[START]

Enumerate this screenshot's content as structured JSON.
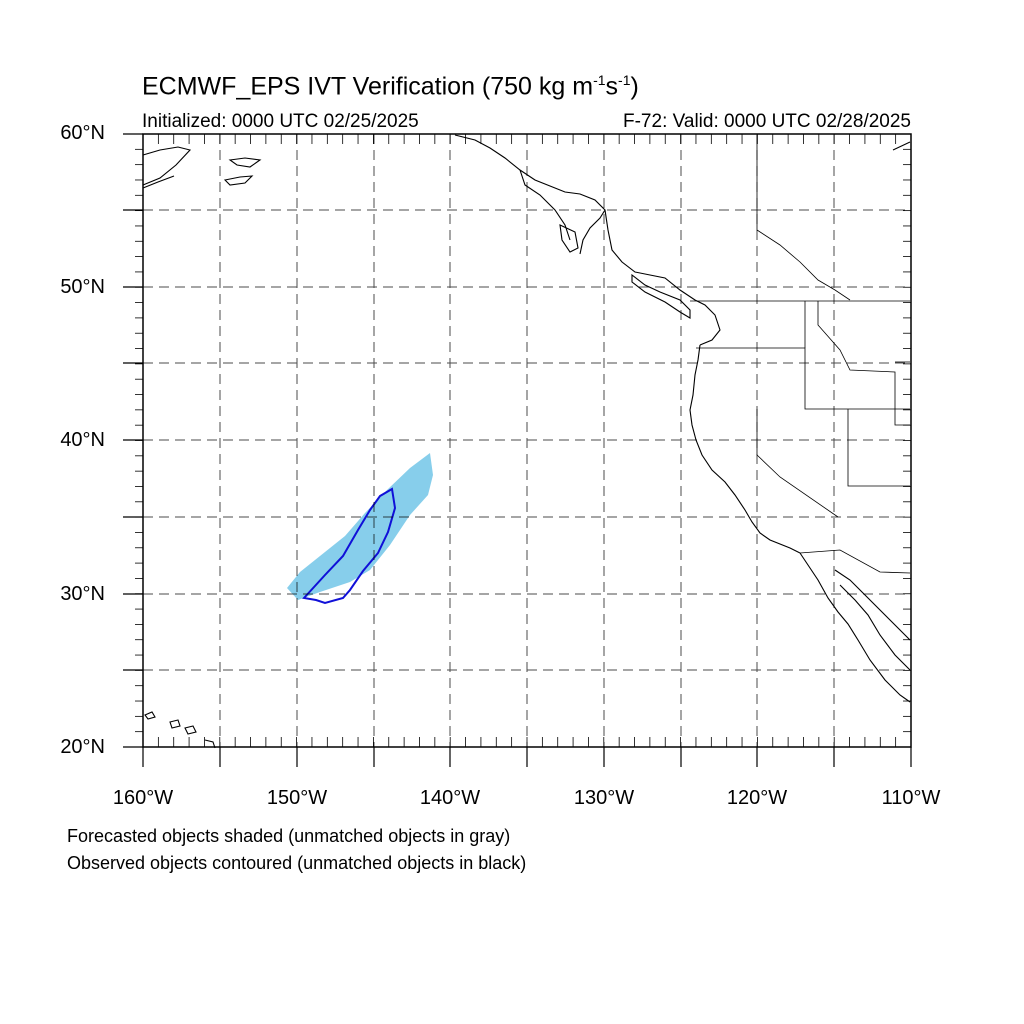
{
  "title": {
    "main": "ECMWF_EPS IVT Verification (750 kg m",
    "sup1": "-1",
    "mid": "s",
    "sup2": "-1",
    "end": ")"
  },
  "initialized": "Initialized: 0000 UTC 02/25/2025",
  "valid": "F-72: Valid: 0000 UTC 02/28/2025",
  "lat_labels": [
    "60°N",
    "50°N",
    "40°N",
    "30°N",
    "20°N"
  ],
  "lon_labels": [
    "160°W",
    "150°W",
    "140°W",
    "130°W",
    "120°W",
    "110°W"
  ],
  "notes": {
    "line1": "Forecasted objects shaded (unmatched objects in gray)",
    "line2": "Observed objects contoured (unmatched objects in black)"
  },
  "map": {
    "lon_range": [
      -160,
      -110
    ],
    "lat_range": [
      20,
      60
    ],
    "grid_lon_step": 5,
    "grid_lat_step": 5,
    "forecast_color": "#87ceeb",
    "observed_color": "#1010d8",
    "grid_style": "dashed"
  }
}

[END]

**Set problem**
Output the entries above exactly, without their pictures.

**Output for this exercise**
Enumerate this screenshot's content as structured JSON.
{
  "title": {
    "main": "ECMWF_EPS IVT Verification (750 kg m",
    "sup1": "-1",
    "mid": "s",
    "sup2": "-1",
    "end": ")"
  },
  "initialized": "Initialized: 0000 UTC 02/25/2025",
  "valid": "F-72: Valid: 0000 UTC 02/28/2025",
  "lat_labels": [
    "60°N",
    "50°N",
    "40°N",
    "30°N",
    "20°N"
  ],
  "lon_labels": [
    "160°W",
    "150°W",
    "140°W",
    "130°W",
    "120°W",
    "110°W"
  ],
  "notes": {
    "line1": "Forecasted objects shaded (unmatched objects in gray)",
    "line2": "Observed objects contoured (unmatched objects in black)"
  },
  "map": {
    "lon_range": [
      -160,
      -110
    ],
    "lat_range": [
      20,
      60
    ],
    "grid_lon_step": 5,
    "grid_lat_step": 5,
    "forecast_color": "#87ceeb",
    "observed_color": "#1010d8",
    "grid_style": "dashed"
  }
}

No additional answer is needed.